Exercise input →
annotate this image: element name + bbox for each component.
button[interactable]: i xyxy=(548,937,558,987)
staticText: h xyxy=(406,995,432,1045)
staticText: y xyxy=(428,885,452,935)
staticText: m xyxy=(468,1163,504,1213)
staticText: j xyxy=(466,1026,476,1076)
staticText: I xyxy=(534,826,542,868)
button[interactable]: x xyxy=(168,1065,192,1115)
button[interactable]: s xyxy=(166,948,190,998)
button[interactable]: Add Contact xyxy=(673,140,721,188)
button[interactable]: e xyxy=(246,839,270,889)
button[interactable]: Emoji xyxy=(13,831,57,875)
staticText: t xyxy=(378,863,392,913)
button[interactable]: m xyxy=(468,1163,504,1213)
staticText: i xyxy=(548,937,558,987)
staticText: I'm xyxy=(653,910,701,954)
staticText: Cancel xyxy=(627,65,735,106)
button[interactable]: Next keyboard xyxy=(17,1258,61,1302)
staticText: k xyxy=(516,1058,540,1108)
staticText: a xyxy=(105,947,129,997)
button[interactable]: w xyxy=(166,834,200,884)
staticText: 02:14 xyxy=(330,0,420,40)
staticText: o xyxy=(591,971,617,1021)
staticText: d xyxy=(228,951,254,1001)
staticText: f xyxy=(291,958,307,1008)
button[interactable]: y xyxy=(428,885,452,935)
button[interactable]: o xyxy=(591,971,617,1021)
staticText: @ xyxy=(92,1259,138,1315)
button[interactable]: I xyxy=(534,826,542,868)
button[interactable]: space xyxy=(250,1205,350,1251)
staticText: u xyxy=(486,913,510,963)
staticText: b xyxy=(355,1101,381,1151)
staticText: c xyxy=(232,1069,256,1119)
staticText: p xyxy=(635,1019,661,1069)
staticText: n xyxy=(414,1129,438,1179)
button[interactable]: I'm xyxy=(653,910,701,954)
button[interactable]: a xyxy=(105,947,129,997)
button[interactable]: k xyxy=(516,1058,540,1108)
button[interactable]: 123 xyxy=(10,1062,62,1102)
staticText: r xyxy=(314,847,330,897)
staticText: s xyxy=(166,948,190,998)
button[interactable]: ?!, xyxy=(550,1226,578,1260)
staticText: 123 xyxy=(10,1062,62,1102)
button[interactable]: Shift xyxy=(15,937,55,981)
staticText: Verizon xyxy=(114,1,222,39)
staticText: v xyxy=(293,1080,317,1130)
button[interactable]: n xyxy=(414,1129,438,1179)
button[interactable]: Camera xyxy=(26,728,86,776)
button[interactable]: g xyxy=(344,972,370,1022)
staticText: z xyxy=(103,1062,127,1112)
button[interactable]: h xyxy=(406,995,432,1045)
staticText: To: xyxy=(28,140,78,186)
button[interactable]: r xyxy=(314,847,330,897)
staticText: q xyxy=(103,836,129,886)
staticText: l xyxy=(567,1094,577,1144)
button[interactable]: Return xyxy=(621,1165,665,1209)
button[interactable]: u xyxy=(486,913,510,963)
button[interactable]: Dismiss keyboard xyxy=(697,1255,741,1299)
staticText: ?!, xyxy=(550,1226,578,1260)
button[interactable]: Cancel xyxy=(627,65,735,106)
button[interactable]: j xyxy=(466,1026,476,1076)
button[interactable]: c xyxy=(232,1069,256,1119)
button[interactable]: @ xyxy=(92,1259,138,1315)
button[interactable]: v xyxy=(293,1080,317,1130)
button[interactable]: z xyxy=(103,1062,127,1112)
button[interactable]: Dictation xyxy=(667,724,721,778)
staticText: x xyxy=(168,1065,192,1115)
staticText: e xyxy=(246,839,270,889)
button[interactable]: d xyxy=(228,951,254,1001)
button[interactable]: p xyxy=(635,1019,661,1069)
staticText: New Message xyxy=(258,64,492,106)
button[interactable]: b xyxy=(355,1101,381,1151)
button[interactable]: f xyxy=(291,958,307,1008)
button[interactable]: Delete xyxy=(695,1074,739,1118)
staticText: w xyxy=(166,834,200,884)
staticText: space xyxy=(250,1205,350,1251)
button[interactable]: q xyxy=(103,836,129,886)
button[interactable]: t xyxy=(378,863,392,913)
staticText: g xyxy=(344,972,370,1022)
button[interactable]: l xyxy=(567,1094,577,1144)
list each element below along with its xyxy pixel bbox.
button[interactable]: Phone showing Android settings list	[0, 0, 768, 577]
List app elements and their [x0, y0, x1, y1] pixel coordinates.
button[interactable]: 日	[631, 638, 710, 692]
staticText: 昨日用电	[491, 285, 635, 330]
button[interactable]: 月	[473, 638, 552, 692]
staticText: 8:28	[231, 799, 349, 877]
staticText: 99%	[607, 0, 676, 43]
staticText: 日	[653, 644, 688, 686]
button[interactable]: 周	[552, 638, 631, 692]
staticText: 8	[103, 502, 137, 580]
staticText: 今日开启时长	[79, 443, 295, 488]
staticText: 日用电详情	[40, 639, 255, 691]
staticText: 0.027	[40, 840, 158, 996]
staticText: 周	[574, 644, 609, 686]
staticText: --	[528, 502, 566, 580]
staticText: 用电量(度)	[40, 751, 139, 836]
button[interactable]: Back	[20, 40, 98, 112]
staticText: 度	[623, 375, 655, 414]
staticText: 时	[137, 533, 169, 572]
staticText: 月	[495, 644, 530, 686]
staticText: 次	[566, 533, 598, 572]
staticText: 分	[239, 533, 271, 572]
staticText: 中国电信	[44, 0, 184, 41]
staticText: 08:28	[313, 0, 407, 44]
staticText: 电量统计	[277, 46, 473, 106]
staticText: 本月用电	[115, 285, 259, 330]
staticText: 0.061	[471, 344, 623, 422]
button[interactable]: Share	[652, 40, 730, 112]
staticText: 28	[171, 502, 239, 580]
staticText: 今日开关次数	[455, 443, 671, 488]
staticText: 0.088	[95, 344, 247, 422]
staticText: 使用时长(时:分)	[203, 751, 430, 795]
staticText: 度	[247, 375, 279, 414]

Your task →
Format the material above as a JSON list of strings, taking every line from its first line through the line containing "button[interactable]: I'm xyxy=(653,910,701,954)", both ends included. Use one string per line and leave out blank lines.

Completed task →
[
  "annotate this image: element name + bbox for each component.",
  "button[interactable]: i xyxy=(548,937,558,987)",
  "staticText: h xyxy=(406,995,432,1045)",
  "staticText: y xyxy=(428,885,452,935)",
  "staticText: m xyxy=(468,1163,504,1213)",
  "staticText: j xyxy=(466,1026,476,1076)",
  "staticText: I xyxy=(534,826,542,868)",
  "button[interactable]: x xyxy=(168,1065,192,1115)",
  "button[interactable]: s xyxy=(166,948,190,998)",
  "button[interactable]: Add Contact xyxy=(673,140,721,188)",
  "button[interactable]: e xyxy=(246,839,270,889)",
  "button[interactable]: Emoji xyxy=(13,831,57,875)",
  "staticText: t xyxy=(378,863,392,913)",
  "button[interactable]: m xyxy=(468,1163,504,1213)",
  "staticText: i xyxy=(548,937,558,987)",
  "staticText: I'm xyxy=(653,910,701,954)",
  "staticText: Cancel xyxy=(627,65,735,106)",
  "button[interactable]: Next keyboard xyxy=(17,1258,61,1302)",
  "staticText: k xyxy=(516,1058,540,1108)",
  "staticText: a xyxy=(105,947,129,997)",
  "button[interactable]: w xyxy=(166,834,200,884)",
  "staticText: 02:14 xyxy=(330,0,420,40)",
  "staticText: o xyxy=(591,971,617,1021)",
  "staticText: d xyxy=(228,951,254,1001)",
  "staticText: f xyxy=(291,958,307,1008)",
  "button[interactable]: y xyxy=(428,885,452,935)",
  "button[interactable]: o xyxy=(591,971,617,1021)",
  "staticText: @ xyxy=(92,1259,138,1315)",
  "button[interactable]: I xyxy=(534,826,542,868)",
  "button[interactable]: space xyxy=(250,1205,350,1251)",
  "staticText: u xyxy=(486,913,510,963)",
  "staticText: b xyxy=(355,1101,381,1151)",
  "staticText: c xyxy=(232,1069,256,1119)",
  "staticText: p xyxy=(635,1019,661,1069)",
  "staticText: n xyxy=(414,1129,438,1179)",
  "button[interactable]: I'm xyxy=(653,910,701,954)"
]